Goal: List all lines of the data that include the string "روابط".

··········

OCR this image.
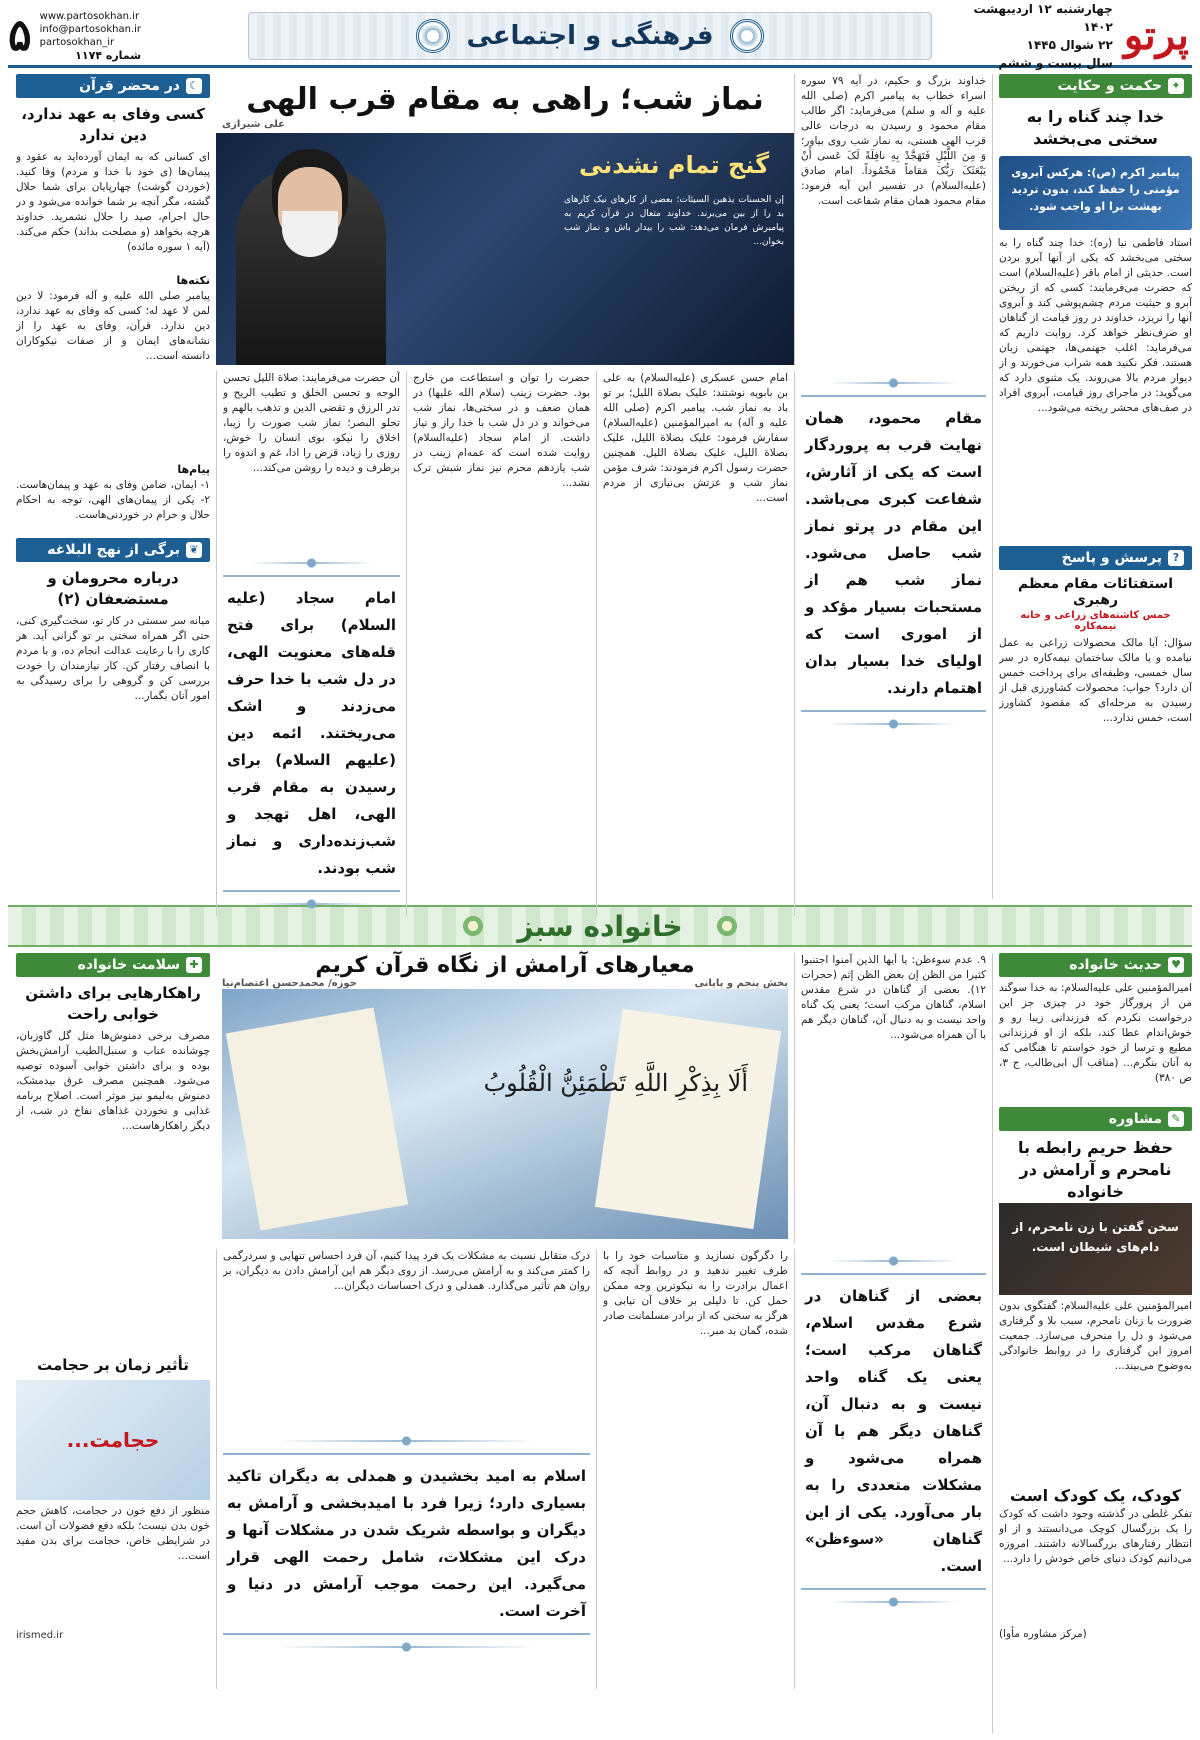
پرتو
چهارشنبه ۱۲ اردیبهشت ۱۴۰۲
۲۲ شوال ۱۴۴۵
سال بیست و ششم
فرهنگی و اجتماعی
www.partosokhan.ir
info@partosokhan.ir
partosokhan_ir
شماره ۱۱۷۴
۵
✦
حکمت و حکایت
خدا چند گناه را به سختی می‌بخشد
پیامبر اکرم (ص): هرکس آبروی مؤمنی را حفظ کند، بدون تردید بهشت برا او واجب شود.
استاد فاطمی نیا (ره): خدا چند گناه را به سختی می‌بخشد که یکی از آنها آبرو بردن است. حدیثی از امام باقر (علیه‌السلام) است که حضرت می‌فرمایند: کسی که از ریختن آبرو و حیثیت مردم چشم‌پوشی کند و آبروی آنها را نریزد، خداوند در روز قیامت از گناهان او صرف‌نظر خواهد کرد. روایت داریم که می‌فرماید: اغلب جهنمی‌ها، جهنمی زبان هستند. فکر نکنید همه شراب می‌خورند و از دیوار مردم بالا می‌روند. یک مثنوی دارد که می‌گوید: در ماجرای روز قیامت، آبروی افراد در صف‌های محشر ریخته می‌شود...
?
پرسش و پاسخ
استفتائات مقام معظم رهبری
خمس کاشته‌های زراعی و خانه نیمه‌کاره
سؤال: آیا مالک محصولات زراعی به عمل نیامده و یا مالک ساختمان نیمه‌کاره در سر سال خمسی، وظیفه‌ای برای پرداخت خمس آن دارد؟ جواب: محصولات کشاورزی قبل از رسیدن به مرحله‌ای که مقصود کشاورز است، خمس ندارد...
خداوند بزرگ و حکیم، در آیه ۷۹ سوره اسراء خطاب به پیامبر اکرم (صلی الله علیه و آله و سلم) می‌فرماید: اگر طالب مقام محمود و رسیدن به درجات عالی قرب الهی هستی، به نماز شب روی بیاور؛ وَ مِنَ اللَّیْلِ فَتَهَجَّدْ بِهِ نافِلَةً لَکَ عَسى أَنْ یَبْعَثَکَ رَبُّکَ مَقاماً مَحْمُوداً. امام صادق (علیه‌السلام) در تفسیر این آیه فرمود: مقام محمود همان مقام شفاعت است.
نماز شب؛ راهی به مقام قرب الهی
علی شیرازی
گنج تمام نشدنی
إن الحسنات یذهبن السیئات؛ بعضی از کارهای نیک کارهای بد را از بین می‌برند. خداوند متعال در قرآن کریم به پیامبرش فرمان می‌دهد: شب را بیدار باش و نماز شب بخوان...
مقام محمود، همان نهایت قرب به پروردگار است که یکی از آثارش، شفاعت کبری می‌باشد. این مقام در پرتو نماز شب حاصل می‌شود. نماز شب هم از مستحبات بسیار مؤکد و از اموری است که اولیای خدا بسیار بدان اهتمام دارند.
امام حسن عسکری (علیه‌السلام) به علی بن بابویه نوشتند: علیک بصلاة اللیل؛ بر تو باد به نماز شب. پیامبر اکرم (صلی الله علیه و آله) به امیرالمؤمنین (علیه‌السلام) سفارش فرمود: علیک بصلاة اللیل، علیک بصلاة اللیل، علیک بصلاة اللیل. همچنین حضرت رسول اکرم فرمودند: شرف مؤمن نماز شب و عزتش بی‌نیازی از مردم است...
حضرت را توان و استطاعت من خارج بود. حضرت زینب (سلام الله علیها) در همان ضعف و در سختی‌ها، نماز شب می‌خواند و در دل شب با خدا راز و نیاز داشت. از امام سجاد (علیه‌السلام) روایت شده است که عمه‌ام زینب در شب یازدهم محرم نیز نماز شبش ترک نشد...
آن حضرت می‌فرمایند: صلاة اللیل تحسن الوجه و تحسن الخلق و تطیب الریح و تدر الرزق و تقضی الدین و تذهب بالهم و تجلو البصر؛ نماز شب صورت را زیبا، اخلاق را نیکو، بوی انسان را خوش، روزی را زیاد، قرض را ادا، غم و اندوه را برطرف و دیده را روشن می‌کند...
امام سجاد (علیه السلام) برای فتح قله‌های معنویت الهی، در دل شب با خدا حرف می‌زدند و اشک می‌ریختند. ائمه دین (علیهم السلام) برای رسیدن به مقام قرب الهی، اهل تهجد و شب‌زنده‌داری و نماز شب بودند.
☾
در محضر قرآن
کسی وفای به عهد ندارد، دین ندارد
ای کسانی که به ایمان آورده‌اید به عقود و پیمان‌ها (ی خود با خدا و مردم) وفا کنید. (خوردن گوشت) چهارپایان برای شما حلال گشته، مگر آنچه بر شما خوانده می‌شود و در حال احرام، صید را حلال نشمرید. خداوند هرچه بخواهد (و مصلحت بداند) حکم می‌کند. (آیه ۱ سوره مائده)
نکته‌ها
پیامبر صلی الله علیه و آله فرمود: لا دین لمن لا عهد له؛ کسی که وفای به عهد ندارد، دین ندارد. قرآن، وفای به عهد را از نشانه‌های ایمان و از صفات نیکوکاران دانسته است...
پیام‌ها
۱- ایمان، ضامن وفای به عهد و پیمان‌هاست. ۲- یکی از پیمان‌های الهی، توجه به احکام حلال و حرام در خوردنی‌هاست.
❦
برگی از نهج البلاغه
درباره محرومان و مستضعفان (۲)
میانه سر سستی در کار تو، سخت‌گیری کنی، حتی اگر همراه سختی بر تو گرانی آید. هر کاری را با رعایت عدالت انجام ده، و با مردم با انصاف رفتار کن. کار نیازمندان را خودت بررسی کن و گروهی را برای رسیدگی به امور آنان بگمار...
خانواده سبز
♥
حدیث خانواده
امیرالمؤمنین علی علیه‌السلام: به خدا سوگند من از پرورگار خود در چیزی جز این درخواست نکردم که فرزندانی زیبا رو و خوش‌اندام عطا کند، بلکه از او فرزندانی مطیع و ترسا از خود خواستم تا هنگامی که به آنان بنگرم... (مناقب آل ابی‌طالب، ج ۳، ص ۳۸۰)
✎
مشاوره
حفظ حریم رابطه با نامحرم و آرامش در خانواده
سخن گفتن با زن نامحرم، از دام‌های شیطان است.
امیرالمؤمنین علی علیه‌السلام: گفتگوی بدون ضرورت با زنان نامحرم، سبب بلا و گرفتاری می‌شود و دل را منحرف می‌سازد. جمعیت امروز این گرفتاری را در روابط خانوادگی به‌وضوح می‌بیند...
کودک، یک کودک است
تفکر غلطی در گذشته وجود داشت که کودک را یک بزرگسال کوچک می‌دانستند و از او انتظار رفتارهای بزرگسالانه داشتند. امروزه می‌دانیم کودک دنیای خاص خودش را دارد...
(مرکز مشاوره مأوا)
۹. عدم سوءظن: یا أیها الذین آمنوا اجتنبوا کثیرا من الظن إن بعض الظن إثم (حجرات ۱۲). بعضی از گناهان در شرع مقدس اسلام، گناهان مرکب است؛ یعنی یک گناه واحد نیست و به دنبال آن، گناهان دیگر هم با آن همراه می‌شود...
معیارهای آرامش از نگاه قرآن کریم
بخش پنجم و پایانی
حوزه/ محمدحسن اعتصام‌نیا
أَلَا بِذِكْرِ اللَّهِ تَطْمَئِنُّ الْقُلُوبُ
بعضی از گناهان در شرع مقدس اسلام، گناهان مرکب است؛ یعنی یک گناه واحد نیست و به دنبال آن، گناهان دیگر هم با آن همراه می‌شود و مشکلات متعددی را به بار می‌آورد. یکی از این گناهان «سوءظن» است.
را دگرگون نسازید و متاسبات خود را با طرف تغییر ندهید و در روابط آنچه که اعمال برادرت را به نیکوترین وجه ممکن حمل کن. تا دلیلی بر خلاف آن نیابی و هرگز به سخنی که از برادر مسلمانت صادر شده، گمان بد مبر...
درک متقابل نسبت به مشکلات یک فرد پیدا کنیم، آن فرد احساس تنهایی و سردرگمی را کمتر می‌کند و به آرامش می‌رسد. از روی دیگر هم این آرامش دادن به دیگران، بر روان هم تأثیر می‌گذارد. همدلی و درک احساسات دیگران...
اسلام به امید بخشیدن و همدلی به دیگران تاکید بسیاری دارد؛ زیرا فرد با امیدبخشی و آرامش به دیگران و بواسطه شریک شدن در مشکلات آنها و درک این مشکلات، شامل رحمت الهی قرار می‌گیرد. این رحمت موجب آرامش در دنیا و آخرت است.
✚
سلامت خانواده
راهکارهایی برای داشتن خوابی راحت
مصرف برخی دمنوش‌ها مثل گل گاوزبان، چوشانده عناب و سنبل‌الطیب آرامش‌بخش بوده و برای داشتن خوابی آسوده توصیه می‌شود. همچنین مصرف عرق بیدمشک، دمنوش به‌لیمو نیز موثر است. اصلاح برنامه غذایی و نخوردن غذاهای نفاخ در شب، از دیگر راهکارهاست...
تأثیر زمان بر حجامت
حجامت...
منظور از دفع خون در حجامت، کاهش حجم خون بدن نیست؛ بلکه دفع فضولات آن است. در شرایطی خاص، حجامت برای بدن مفید است...
irismed.ir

··········

Exercise output:
امیرالمؤمنین علی علیه‌السلام: گفتگوی بدون ضرورت با زنان نامحرم، سبب بلا و گرفتاری می‌شود و دل را منحرف می‌سازد. جمعیت امروز این گرفتاری را در روابط خانوادگی به‌وضوح می‌بیند...
را دگرگون نسازید و متاسبات خود را با طرف تغییر ندهید و در روابط آنچه که اعمال برادرت را به نیکوترین وجه ممکن حمل کن. تا دلیلی بر خلاف آن نیابی و هرگز به سخنی که از برادر مسلمانت صادر شده، گمان بد مبر...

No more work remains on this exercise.